THE DATA
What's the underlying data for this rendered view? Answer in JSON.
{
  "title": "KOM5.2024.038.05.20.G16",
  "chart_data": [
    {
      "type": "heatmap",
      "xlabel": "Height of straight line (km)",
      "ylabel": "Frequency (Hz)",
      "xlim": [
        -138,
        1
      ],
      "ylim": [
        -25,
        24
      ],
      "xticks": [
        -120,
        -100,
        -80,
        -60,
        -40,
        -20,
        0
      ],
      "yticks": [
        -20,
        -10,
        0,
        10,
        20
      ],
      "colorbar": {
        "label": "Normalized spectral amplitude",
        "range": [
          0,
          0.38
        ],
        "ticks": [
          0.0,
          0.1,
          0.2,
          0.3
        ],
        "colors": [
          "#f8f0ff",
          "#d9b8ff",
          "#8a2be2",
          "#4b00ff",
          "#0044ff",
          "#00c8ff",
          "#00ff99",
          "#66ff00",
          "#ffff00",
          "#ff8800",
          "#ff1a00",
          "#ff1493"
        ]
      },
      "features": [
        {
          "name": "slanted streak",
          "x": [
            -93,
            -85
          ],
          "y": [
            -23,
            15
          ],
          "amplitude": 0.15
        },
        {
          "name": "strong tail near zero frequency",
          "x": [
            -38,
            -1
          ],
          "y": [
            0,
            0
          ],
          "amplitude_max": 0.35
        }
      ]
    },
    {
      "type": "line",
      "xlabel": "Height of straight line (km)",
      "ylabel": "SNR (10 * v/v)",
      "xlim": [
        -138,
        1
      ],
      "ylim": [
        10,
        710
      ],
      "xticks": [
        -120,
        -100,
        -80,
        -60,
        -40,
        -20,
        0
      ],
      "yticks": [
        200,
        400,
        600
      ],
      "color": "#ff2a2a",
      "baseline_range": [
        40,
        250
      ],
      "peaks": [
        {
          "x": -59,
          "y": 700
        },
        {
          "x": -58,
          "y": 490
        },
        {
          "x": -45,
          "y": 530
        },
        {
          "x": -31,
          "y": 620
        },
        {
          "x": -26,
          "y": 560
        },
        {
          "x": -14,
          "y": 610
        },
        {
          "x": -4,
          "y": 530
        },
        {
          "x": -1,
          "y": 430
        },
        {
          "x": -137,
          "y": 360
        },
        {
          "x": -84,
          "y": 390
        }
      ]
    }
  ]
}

PROBLEM STATEMENT
Which lines contain "name"? Copy each of them.

ANSWER TO THIS TASK
          "name": "slanted streak",
          "name": "strong tail near zero frequency",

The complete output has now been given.